Task to carry out:
Extract every line below, verbatim.

Supplied material:
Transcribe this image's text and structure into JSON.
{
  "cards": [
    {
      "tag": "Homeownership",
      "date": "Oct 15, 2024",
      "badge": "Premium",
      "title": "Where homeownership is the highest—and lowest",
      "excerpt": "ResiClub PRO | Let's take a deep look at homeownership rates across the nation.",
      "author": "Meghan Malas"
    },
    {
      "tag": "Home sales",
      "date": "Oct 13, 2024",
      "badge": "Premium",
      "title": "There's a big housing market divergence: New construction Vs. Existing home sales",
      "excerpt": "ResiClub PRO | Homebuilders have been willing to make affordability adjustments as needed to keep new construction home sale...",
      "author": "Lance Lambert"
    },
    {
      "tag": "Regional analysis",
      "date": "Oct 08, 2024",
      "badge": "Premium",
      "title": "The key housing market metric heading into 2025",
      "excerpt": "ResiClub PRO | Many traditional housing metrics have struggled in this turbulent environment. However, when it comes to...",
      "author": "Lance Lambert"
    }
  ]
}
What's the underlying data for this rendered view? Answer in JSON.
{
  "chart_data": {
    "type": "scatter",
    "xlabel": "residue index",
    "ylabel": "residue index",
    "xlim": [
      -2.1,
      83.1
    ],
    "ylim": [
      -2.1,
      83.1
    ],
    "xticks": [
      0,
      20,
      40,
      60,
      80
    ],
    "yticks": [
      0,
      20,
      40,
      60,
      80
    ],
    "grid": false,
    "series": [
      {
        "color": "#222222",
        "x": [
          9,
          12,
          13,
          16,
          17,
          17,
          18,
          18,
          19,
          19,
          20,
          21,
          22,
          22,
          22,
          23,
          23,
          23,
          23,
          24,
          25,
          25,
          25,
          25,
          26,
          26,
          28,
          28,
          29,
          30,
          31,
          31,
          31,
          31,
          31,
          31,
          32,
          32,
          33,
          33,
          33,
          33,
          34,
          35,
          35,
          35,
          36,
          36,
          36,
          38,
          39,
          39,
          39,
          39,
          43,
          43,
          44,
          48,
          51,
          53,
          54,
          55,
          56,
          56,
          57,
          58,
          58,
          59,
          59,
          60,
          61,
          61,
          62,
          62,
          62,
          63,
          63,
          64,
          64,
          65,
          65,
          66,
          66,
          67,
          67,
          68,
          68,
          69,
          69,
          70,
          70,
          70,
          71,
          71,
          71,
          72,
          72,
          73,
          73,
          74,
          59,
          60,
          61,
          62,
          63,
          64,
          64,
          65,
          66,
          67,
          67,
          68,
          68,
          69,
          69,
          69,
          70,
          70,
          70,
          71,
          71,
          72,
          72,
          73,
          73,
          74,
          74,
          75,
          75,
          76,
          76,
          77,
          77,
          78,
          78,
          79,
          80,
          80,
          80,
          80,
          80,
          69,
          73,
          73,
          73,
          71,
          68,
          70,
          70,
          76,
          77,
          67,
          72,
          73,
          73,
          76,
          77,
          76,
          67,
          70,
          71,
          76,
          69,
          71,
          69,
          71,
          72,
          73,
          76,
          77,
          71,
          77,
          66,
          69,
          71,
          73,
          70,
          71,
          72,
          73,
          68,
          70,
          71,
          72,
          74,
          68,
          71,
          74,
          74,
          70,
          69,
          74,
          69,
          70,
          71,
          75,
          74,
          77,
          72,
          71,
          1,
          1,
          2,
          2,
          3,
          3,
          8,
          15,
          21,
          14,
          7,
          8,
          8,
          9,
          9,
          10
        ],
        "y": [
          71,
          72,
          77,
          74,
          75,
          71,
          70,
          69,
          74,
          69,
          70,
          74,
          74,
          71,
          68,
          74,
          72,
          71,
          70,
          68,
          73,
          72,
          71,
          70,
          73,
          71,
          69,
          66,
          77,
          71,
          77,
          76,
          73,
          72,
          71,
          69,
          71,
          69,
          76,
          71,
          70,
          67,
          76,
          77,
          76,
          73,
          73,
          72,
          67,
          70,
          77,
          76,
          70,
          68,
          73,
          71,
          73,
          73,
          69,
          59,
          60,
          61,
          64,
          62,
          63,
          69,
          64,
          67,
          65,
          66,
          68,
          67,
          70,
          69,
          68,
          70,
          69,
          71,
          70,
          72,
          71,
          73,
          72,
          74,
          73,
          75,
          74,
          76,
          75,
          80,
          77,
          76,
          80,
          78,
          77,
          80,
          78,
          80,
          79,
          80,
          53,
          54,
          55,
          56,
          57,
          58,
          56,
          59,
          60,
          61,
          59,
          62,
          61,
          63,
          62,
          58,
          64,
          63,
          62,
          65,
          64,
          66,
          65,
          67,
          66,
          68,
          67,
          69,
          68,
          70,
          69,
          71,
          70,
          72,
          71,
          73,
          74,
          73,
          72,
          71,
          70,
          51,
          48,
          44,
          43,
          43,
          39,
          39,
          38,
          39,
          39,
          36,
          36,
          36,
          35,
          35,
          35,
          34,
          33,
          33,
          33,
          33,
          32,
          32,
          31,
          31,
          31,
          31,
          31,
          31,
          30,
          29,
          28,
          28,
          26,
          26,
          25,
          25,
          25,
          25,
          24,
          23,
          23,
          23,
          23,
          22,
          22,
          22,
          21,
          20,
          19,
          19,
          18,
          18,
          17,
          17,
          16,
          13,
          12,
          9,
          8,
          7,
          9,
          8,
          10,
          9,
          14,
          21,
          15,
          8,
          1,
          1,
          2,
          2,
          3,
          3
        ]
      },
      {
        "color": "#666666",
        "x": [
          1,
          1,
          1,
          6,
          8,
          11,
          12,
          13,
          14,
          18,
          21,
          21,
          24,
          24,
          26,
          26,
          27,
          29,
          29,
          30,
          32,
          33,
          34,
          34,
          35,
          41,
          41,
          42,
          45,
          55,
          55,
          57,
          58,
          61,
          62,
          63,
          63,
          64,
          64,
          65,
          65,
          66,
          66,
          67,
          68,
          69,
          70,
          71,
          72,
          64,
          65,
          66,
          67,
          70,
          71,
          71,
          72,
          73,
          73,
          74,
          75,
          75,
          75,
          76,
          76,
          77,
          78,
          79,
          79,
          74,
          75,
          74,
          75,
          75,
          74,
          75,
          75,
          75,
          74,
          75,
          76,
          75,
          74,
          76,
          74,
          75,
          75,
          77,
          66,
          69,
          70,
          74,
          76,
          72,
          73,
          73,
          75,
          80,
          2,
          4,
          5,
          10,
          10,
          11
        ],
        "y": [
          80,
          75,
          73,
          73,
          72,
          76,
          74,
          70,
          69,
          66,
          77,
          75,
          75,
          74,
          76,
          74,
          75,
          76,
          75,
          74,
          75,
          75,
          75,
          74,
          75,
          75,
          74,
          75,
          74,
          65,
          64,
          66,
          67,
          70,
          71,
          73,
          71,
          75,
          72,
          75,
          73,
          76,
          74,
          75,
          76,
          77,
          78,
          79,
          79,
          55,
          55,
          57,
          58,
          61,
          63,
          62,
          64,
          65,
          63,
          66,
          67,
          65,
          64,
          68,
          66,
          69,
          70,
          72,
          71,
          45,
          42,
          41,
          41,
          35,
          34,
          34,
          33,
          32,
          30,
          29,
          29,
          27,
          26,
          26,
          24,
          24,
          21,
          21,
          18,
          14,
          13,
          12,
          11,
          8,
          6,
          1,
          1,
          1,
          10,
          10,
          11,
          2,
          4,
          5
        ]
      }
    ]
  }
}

Worked answer:
Transcribe this image's text and structure into JSON.
{
  "cards": [
    {
      "tag": "Homeownership",
      "date": "Oct 15, 2024",
      "badge": "Premium",
      "title": "Where homeownership is the highest—and lowest",
      "excerpt": "ResiClub PRO | Let's take a deep look at homeownership rates across the nation.",
      "author": "Meghan Malas"
    },
    {
      "tag": "Home sales",
      "date": "Oct 13, 2024",
      "badge": "Premium",
      "title": "There's a big housing market divergence: New construction Vs. Existing home sales",
      "excerpt": "ResiClub PRO | Homebuilders have been willing to make affordability adjustments as needed to keep new construction home sale...",
      "author": "Lance Lambert"
    },
    {
      "tag": "Regional analysis",
      "date": "Oct 08, 2024",
      "badge": "Premium",
      "title": "The key housing market metric heading into 2025",
      "excerpt": "ResiClub PRO | Many traditional housing metrics have struggled in this turbulent environment. However, when it comes to...",
      "author": "Lance Lambert"
    }
  ]
}
What's the underlying data for this rendered view? Answer in JSON.
{
  "chart_data": {
    "type": "scatter",
    "xlabel": "residue index",
    "ylabel": "residue index",
    "xlim": [
      -2.1,
      83.1
    ],
    "ylim": [
      -2.1,
      83.1
    ],
    "xticks": [
      0,
      20,
      40,
      60,
      80
    ],
    "yticks": [
      0,
      20,
      40,
      60,
      80
    ],
    "grid": false,
    "series": [
      {
        "color": "#222222",
        "x": [
          9,
          12,
          13,
          16,
          17,
          17,
          18,
          18,
          19,
          19,
          20,
          21,
          22,
          22,
          22,
          23,
          23,
          23,
          23,
          24,
          25,
          25,
          25,
          25,
          26,
          26,
          28,
          28,
          29,
          30,
          31,
          31,
          31,
          31,
          31,
          31,
          32,
          32,
          33,
          33,
          33,
          33,
          34,
          35,
          35,
          35,
          36,
          36,
          36,
          38,
          39,
          39,
          39,
          39,
          43,
          43,
          44,
          48,
          51,
          53,
          54,
          55,
          56,
          56,
          57,
          58,
          58,
          59,
          59,
          60,
          61,
          61,
          62,
          62,
          62,
          63,
          63,
          64,
          64,
          65,
          65,
          66,
          66,
          67,
          67,
          68,
          68,
          69,
          69,
          70,
          70,
          70,
          71,
          71,
          71,
          72,
          72,
          73,
          73,
          74,
          59,
          60,
          61,
          62,
          63,
          64,
          64,
          65,
          66,
          67,
          67,
          68,
          68,
          69,
          69,
          69,
          70,
          70,
          70,
          71,
          71,
          72,
          72,
          73,
          73,
          74,
          74,
          75,
          75,
          76,
          76,
          77,
          77,
          78,
          78,
          79,
          80,
          80,
          80,
          80,
          80,
          69,
          73,
          73,
          73,
          71,
          68,
          70,
          70,
          76,
          77,
          67,
          72,
          73,
          73,
          76,
          77,
          76,
          67,
          70,
          71,
          76,
          69,
          71,
          69,
          71,
          72,
          73,
          76,
          77,
          71,
          77,
          66,
          69,
          71,
          73,
          70,
          71,
          72,
          73,
          68,
          70,
          71,
          72,
          74,
          68,
          71,
          74,
          74,
          70,
          69,
          74,
          69,
          70,
          71,
          75,
          74,
          77,
          72,
          71,
          1,
          1,
          2,
          2,
          3,
          3,
          8,
          15,
          21,
          14,
          7,
          8,
          8,
          9,
          9,
          10
        ],
        "y": [
          71,
          72,
          77,
          74,
          75,
          71,
          70,
          69,
          74,
          69,
          70,
          74,
          74,
          71,
          68,
          74,
          72,
          71,
          70,
          68,
          73,
          72,
          71,
          70,
          73,
          71,
          69,
          66,
          77,
          71,
          77,
          76,
          73,
          72,
          71,
          69,
          71,
          69,
          76,
          71,
          70,
          67,
          76,
          77,
          76,
          73,
          73,
          72,
          67,
          70,
          77,
          76,
          70,
          68,
          73,
          71,
          73,
          73,
          69,
          59,
          60,
          61,
          64,
          62,
          63,
          69,
          64,
          67,
          65,
          66,
          68,
          67,
          70,
          69,
          68,
          70,
          69,
          71,
          70,
          72,
          71,
          73,
          72,
          74,
          73,
          75,
          74,
          76,
          75,
          80,
          77,
          76,
          80,
          78,
          77,
          80,
          78,
          80,
          79,
          80,
          53,
          54,
          55,
          56,
          57,
          58,
          56,
          59,
          60,
          61,
          59,
          62,
          61,
          63,
          62,
          58,
          64,
          63,
          62,
          65,
          64,
          66,
          65,
          67,
          66,
          68,
          67,
          69,
          68,
          70,
          69,
          71,
          70,
          72,
          71,
          73,
          74,
          73,
          72,
          71,
          70,
          51,
          48,
          44,
          43,
          43,
          39,
          39,
          38,
          39,
          39,
          36,
          36,
          36,
          35,
          35,
          35,
          34,
          33,
          33,
          33,
          33,
          32,
          32,
          31,
          31,
          31,
          31,
          31,
          31,
          30,
          29,
          28,
          28,
          26,
          26,
          25,
          25,
          25,
          25,
          24,
          23,
          23,
          23,
          23,
          22,
          22,
          22,
          21,
          20,
          19,
          19,
          18,
          18,
          17,
          17,
          16,
          13,
          12,
          9,
          8,
          7,
          9,
          8,
          10,
          9,
          14,
          21,
          15,
          8,
          1,
          1,
          2,
          2,
          3,
          3
        ]
      },
      {
        "color": "#666666",
        "x": [
          1,
          1,
          1,
          6,
          8,
          11,
          12,
          13,
          14,
          18,
          21,
          21,
          24,
          24,
          26,
          26,
          27,
          29,
          29,
          30,
          32,
          33,
          34,
          34,
          35,
          41,
          41,
          42,
          45,
          55,
          55,
          57,
          58,
          61,
          62,
          63,
          63,
          64,
          64,
          65,
          65,
          66,
          66,
          67,
          68,
          69,
          70,
          71,
          72,
          64,
          65,
          66,
          67,
          70,
          71,
          71,
          72,
          73,
          73,
          74,
          75,
          75,
          75,
          76,
          76,
          77,
          78,
          79,
          79,
          74,
          75,
          74,
          75,
          75,
          74,
          75,
          75,
          75,
          74,
          75,
          76,
          75,
          74,
          76,
          74,
          75,
          75,
          77,
          66,
          69,
          70,
          74,
          76,
          72,
          73,
          73,
          75,
          80,
          2,
          4,
          5,
          10,
          10,
          11
        ],
        "y": [
          80,
          75,
          73,
          73,
          72,
          76,
          74,
          70,
          69,
          66,
          77,
          75,
          75,
          74,
          76,
          74,
          75,
          76,
          75,
          74,
          75,
          75,
          75,
          74,
          75,
          75,
          74,
          75,
          74,
          65,
          64,
          66,
          67,
          70,
          71,
          73,
          71,
          75,
          72,
          75,
          73,
          76,
          74,
          75,
          76,
          77,
          78,
          79,
          79,
          55,
          55,
          57,
          58,
          61,
          63,
          62,
          64,
          65,
          63,
          66,
          67,
          65,
          64,
          68,
          66,
          69,
          70,
          72,
          71,
          45,
          42,
          41,
          41,
          35,
          34,
          34,
          33,
          32,
          30,
          29,
          29,
          27,
          26,
          26,
          24,
          24,
          21,
          21,
          18,
          14,
          13,
          12,
          11,
          8,
          6,
          1,
          1,
          1,
          10,
          10,
          11,
          2,
          4,
          5
        ]
      }
    ]
  }
}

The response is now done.